▸ YOUR INSTRUCTIONS
Please list all lines of the material below in which the string "的工作原则" occurs.

— Start SUPPLIED INFORMATION —

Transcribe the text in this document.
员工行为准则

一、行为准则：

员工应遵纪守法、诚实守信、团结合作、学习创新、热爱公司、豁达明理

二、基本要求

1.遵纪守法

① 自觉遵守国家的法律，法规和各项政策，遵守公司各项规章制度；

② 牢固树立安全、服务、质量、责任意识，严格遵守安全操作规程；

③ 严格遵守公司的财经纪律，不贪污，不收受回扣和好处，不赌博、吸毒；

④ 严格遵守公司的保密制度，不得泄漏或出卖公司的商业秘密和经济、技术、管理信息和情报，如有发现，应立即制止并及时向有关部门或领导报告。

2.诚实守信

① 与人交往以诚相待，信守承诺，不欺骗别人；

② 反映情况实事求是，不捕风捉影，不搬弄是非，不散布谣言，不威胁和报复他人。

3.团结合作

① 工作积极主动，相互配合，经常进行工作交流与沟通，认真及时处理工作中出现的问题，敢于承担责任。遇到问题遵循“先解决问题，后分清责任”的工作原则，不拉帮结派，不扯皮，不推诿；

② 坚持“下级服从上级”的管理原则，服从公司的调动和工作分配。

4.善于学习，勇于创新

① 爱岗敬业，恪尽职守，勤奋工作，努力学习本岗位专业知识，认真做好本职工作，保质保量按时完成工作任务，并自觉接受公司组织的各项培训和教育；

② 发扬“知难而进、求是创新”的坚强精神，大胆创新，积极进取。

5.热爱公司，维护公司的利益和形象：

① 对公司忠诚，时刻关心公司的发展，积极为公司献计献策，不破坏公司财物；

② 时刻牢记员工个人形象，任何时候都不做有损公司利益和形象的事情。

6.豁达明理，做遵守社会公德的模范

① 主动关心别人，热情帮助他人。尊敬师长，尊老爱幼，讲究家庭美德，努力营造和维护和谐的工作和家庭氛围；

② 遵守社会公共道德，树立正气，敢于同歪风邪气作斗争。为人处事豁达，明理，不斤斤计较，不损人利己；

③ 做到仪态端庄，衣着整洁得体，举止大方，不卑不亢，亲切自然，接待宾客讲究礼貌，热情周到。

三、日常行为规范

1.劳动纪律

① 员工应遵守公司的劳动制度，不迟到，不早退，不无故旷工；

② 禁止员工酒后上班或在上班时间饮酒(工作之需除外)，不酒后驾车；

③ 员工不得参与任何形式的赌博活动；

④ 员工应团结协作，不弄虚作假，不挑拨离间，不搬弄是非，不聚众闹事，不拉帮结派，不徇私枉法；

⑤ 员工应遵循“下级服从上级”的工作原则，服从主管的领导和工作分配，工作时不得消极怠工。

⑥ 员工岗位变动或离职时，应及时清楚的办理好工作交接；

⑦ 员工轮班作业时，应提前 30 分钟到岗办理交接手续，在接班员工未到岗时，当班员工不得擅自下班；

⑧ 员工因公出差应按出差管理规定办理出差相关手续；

— End SUPPLIED INFORMATION —
— Start SUPPLIED INFORMATION —

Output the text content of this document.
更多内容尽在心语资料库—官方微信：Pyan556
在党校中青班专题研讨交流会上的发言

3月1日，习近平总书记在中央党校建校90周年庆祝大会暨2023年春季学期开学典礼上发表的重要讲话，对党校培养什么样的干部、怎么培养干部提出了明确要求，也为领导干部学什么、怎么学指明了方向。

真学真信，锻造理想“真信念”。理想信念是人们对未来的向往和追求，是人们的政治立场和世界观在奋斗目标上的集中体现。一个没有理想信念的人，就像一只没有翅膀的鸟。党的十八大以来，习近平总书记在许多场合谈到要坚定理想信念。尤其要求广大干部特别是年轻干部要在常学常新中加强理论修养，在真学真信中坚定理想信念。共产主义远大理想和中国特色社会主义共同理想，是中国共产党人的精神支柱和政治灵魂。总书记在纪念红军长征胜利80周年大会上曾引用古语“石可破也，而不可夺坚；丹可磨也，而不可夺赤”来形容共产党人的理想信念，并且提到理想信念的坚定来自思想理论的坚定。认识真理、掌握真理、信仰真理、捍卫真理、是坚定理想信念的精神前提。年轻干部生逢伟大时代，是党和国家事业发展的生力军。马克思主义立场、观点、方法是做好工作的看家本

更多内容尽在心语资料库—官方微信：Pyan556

— End SUPPLIED INFORMATION —
— Start SUPPLIED INFORMATION —

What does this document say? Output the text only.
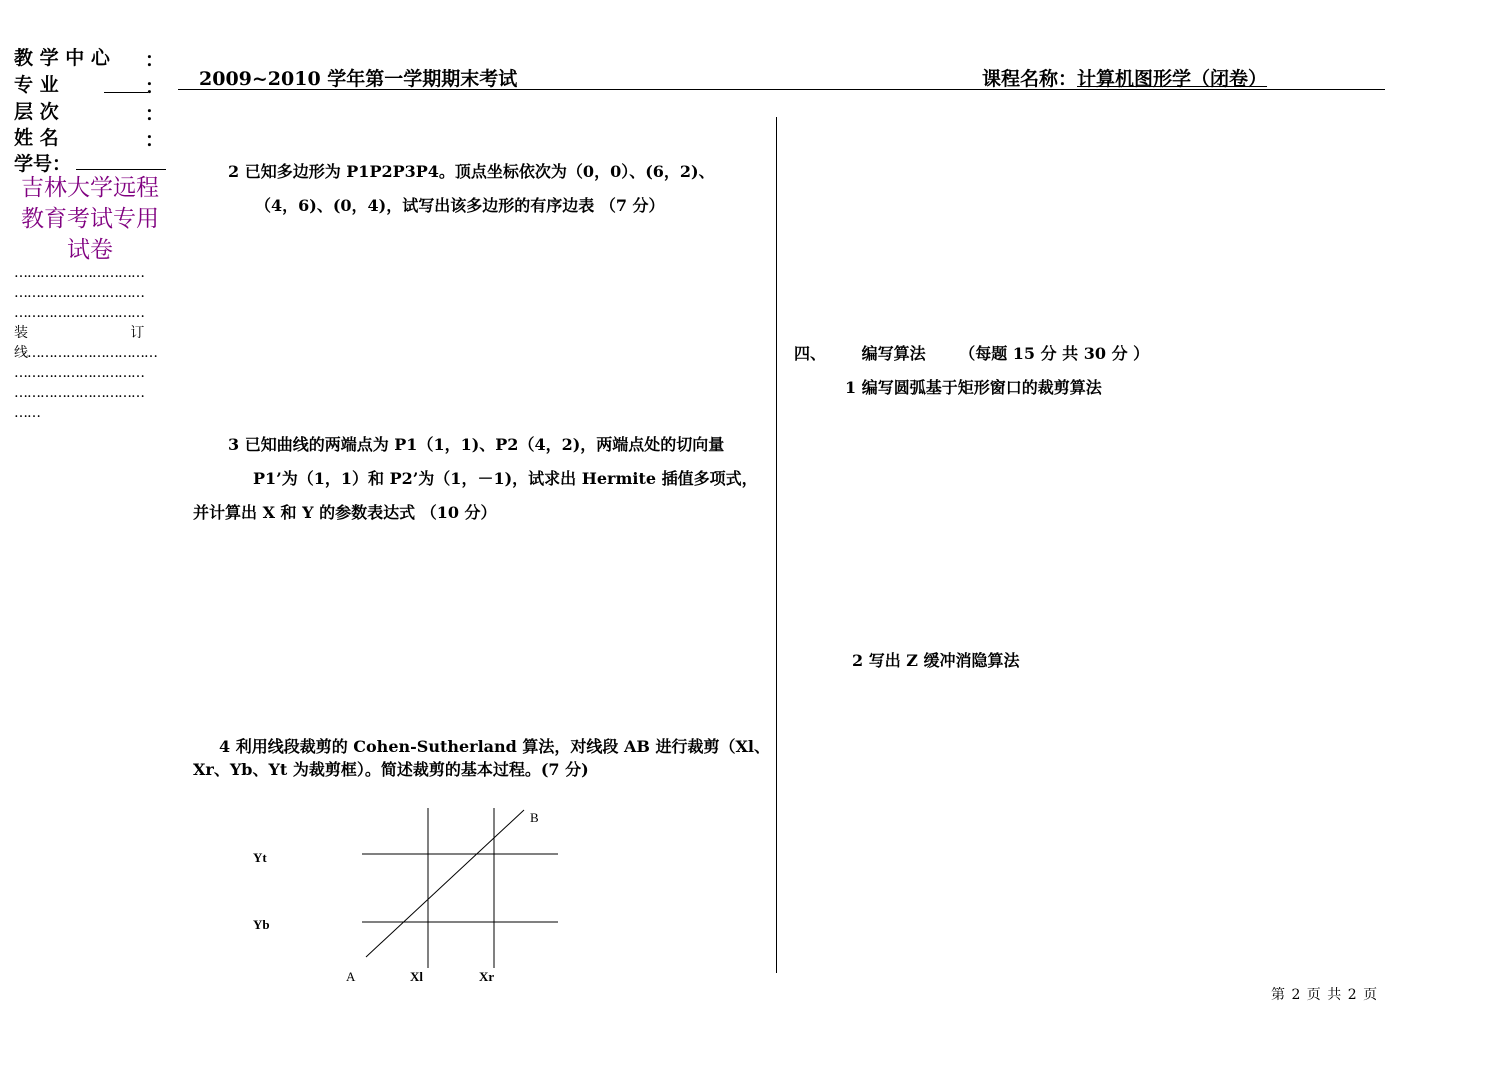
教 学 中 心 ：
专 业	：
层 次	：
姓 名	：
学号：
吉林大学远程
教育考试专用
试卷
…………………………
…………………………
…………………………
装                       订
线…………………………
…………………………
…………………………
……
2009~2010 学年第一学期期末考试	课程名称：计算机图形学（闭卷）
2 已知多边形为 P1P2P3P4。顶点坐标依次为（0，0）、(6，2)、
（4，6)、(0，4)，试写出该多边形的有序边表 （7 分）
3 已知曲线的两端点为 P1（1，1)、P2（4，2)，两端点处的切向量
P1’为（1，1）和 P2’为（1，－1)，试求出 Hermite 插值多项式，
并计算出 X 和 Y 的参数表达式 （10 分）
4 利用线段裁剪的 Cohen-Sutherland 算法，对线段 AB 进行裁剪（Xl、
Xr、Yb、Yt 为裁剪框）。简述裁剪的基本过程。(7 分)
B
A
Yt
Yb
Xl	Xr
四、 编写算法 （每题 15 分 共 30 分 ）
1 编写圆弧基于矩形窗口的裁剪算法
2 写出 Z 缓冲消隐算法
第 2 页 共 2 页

— End SUPPLIED INFORMATION —

▸ SOLVED PROBLEM
① 工作积极主动，相互配合，经常进行工作交流与沟通，认真及时处理工作中出现的问题，敢于承担责任。遇到问题遵循“先解决问题，后分清责任”的工作原则，不拉帮结派，不扯皮，不推诿；
⑤ 员工应遵循“下级服从上级”的工作原则，服从主管的领导和工作分配，工作时不得消极怠工。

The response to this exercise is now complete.